— Saved entries —

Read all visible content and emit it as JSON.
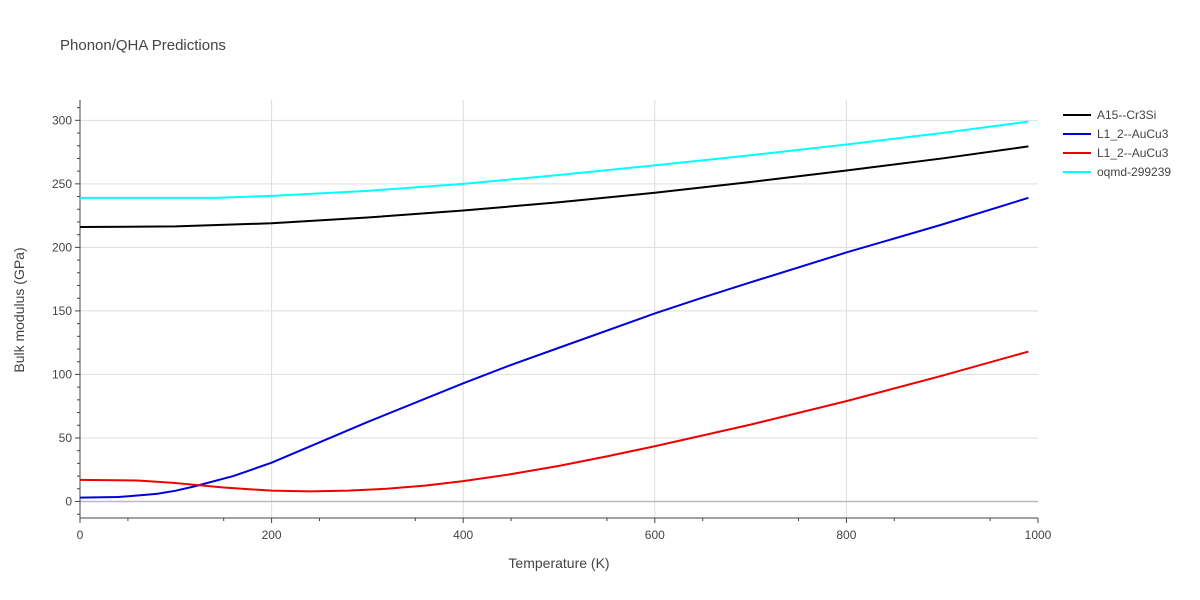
{
  "chart_data": {
    "type": "line",
    "title": "Phonon/QHA Predictions",
    "xlabel": "Temperature (K)",
    "ylabel": "Bulk modulus (GPa)",
    "xlim": [
      0,
      1000
    ],
    "ylim": [
      -13,
      316
    ],
    "x_ticks": [
      0,
      200,
      400,
      600,
      800,
      1000
    ],
    "y_ticks": [
      0,
      50,
      100,
      150,
      200,
      250,
      300
    ],
    "grid": true,
    "legend_position": "top-right",
    "series": [
      {
        "name": "A15--Cr3Si",
        "color": "#000000",
        "x": [
          0,
          100,
          200,
          300,
          400,
          500,
          600,
          700,
          800,
          900,
          990
        ],
        "y": [
          216,
          216.5,
          219,
          223.5,
          229,
          235.5,
          243,
          251.5,
          260.5,
          270,
          279.5
        ]
      },
      {
        "name": "L1_2--AuCu3",
        "color": "#0000dd",
        "x": [
          0,
          40,
          80,
          100,
          120,
          160,
          200,
          300,
          400,
          450,
          500,
          600,
          650,
          700,
          800,
          900,
          990
        ],
        "y": [
          3,
          3.5,
          6,
          8.5,
          12,
          20,
          30.5,
          62.5,
          93,
          107.5,
          121,
          148,
          160.5,
          172.5,
          196,
          218,
          239
        ]
      },
      {
        "name": "L1_2--AuCu3",
        "color": "#ee0000",
        "x": [
          0,
          60,
          100,
          150,
          200,
          240,
          280,
          320,
          360,
          400,
          450,
          500,
          550,
          600,
          700,
          800,
          900,
          990
        ],
        "y": [
          17,
          16.5,
          14.5,
          11,
          8.5,
          8,
          8.5,
          10,
          12.5,
          16,
          21.5,
          28,
          35.5,
          43.5,
          60.5,
          79,
          99,
          118
        ]
      },
      {
        "name": "oqmd-299239",
        "color": "#00ffff",
        "x": [
          0,
          140,
          200,
          300,
          400,
          500,
          600,
          700,
          800,
          900,
          990
        ],
        "y": [
          239,
          239,
          240.5,
          244.5,
          250,
          257,
          264.5,
          272.5,
          281,
          290,
          299
        ]
      }
    ]
  }
}
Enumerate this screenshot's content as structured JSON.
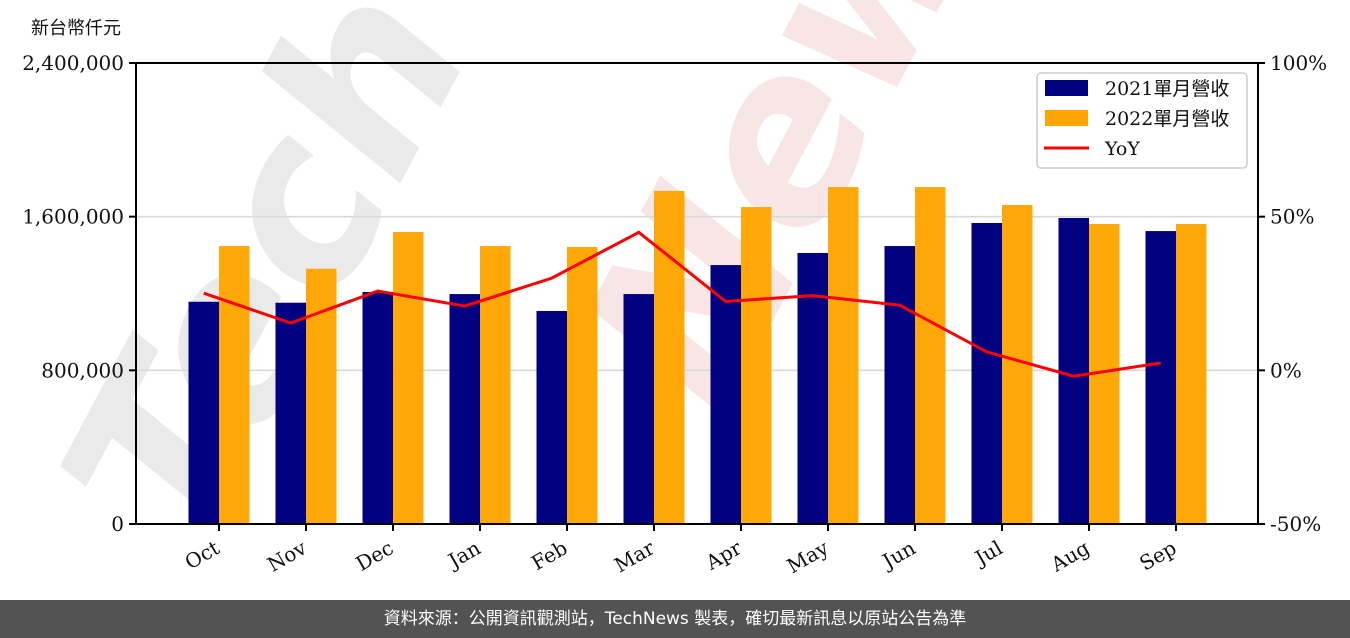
{
  "unit_label": "新台幣仟元",
  "footer": {
    "text": "資料來源：公開資訊觀測站，TechNews 製表，確切最新訊息以原站公告為準"
  },
  "watermark": "TechNews",
  "colors": {
    "series_2021": "#000080",
    "series_2022": "#ffa500",
    "yoy": "#ff0000",
    "grid": "#d9d9d9",
    "footer_bg": "#535353"
  },
  "legend": {
    "items": [
      {
        "label": "2021單月營收",
        "type": "bar",
        "color": "#000080"
      },
      {
        "label": "2022單月營收",
        "type": "bar",
        "color": "#ffa500"
      },
      {
        "label": "YoY",
        "type": "line",
        "color": "#ff0000"
      }
    ]
  },
  "chart_data": {
    "type": "bar",
    "title": "",
    "xlabel": "",
    "ylabel": "新台幣仟元",
    "categories": [
      "Oct",
      "Nov",
      "Dec",
      "Jan",
      "Feb",
      "Mar",
      "Apr",
      "May",
      "Jun",
      "Jul",
      "Aug",
      "Sep"
    ],
    "series": [
      {
        "name": "2021單月營收",
        "type": "bar",
        "axis": "left",
        "values": [
          1157000,
          1152000,
          1208000,
          1197000,
          1109000,
          1197000,
          1348000,
          1411000,
          1447000,
          1567000,
          1593000,
          1525000
        ]
      },
      {
        "name": "2022單月營收",
        "type": "bar",
        "axis": "left",
        "values": [
          1447000,
          1329000,
          1520000,
          1447000,
          1442000,
          1734000,
          1650000,
          1754000,
          1754000,
          1661000,
          1562000,
          1562000
        ]
      },
      {
        "name": "YoY",
        "type": "line",
        "axis": "right",
        "unit": "%",
        "values": [
          25.1,
          15.4,
          25.8,
          20.9,
          30.0,
          44.9,
          22.4,
          24.3,
          21.2,
          6.0,
          -1.9,
          2.4
        ]
      }
    ],
    "ylim": [
      0,
      2400000
    ],
    "yticks": [
      0,
      800000,
      1600000,
      2400000
    ],
    "ytick_labels": [
      "0",
      "800,000",
      "1,600,000",
      "2,400,000"
    ],
    "y2lim": [
      -50,
      100
    ],
    "y2ticks": [
      -50,
      0,
      50,
      100
    ],
    "y2tick_labels": [
      "-50%",
      "0%",
      "50%",
      "100%"
    ],
    "grid": "horizontal",
    "legend_position": "upper right"
  }
}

— Required work —
Examine the data above and state how many of its lines contain the word "ylabel", with no further remarks.

— Full output —
2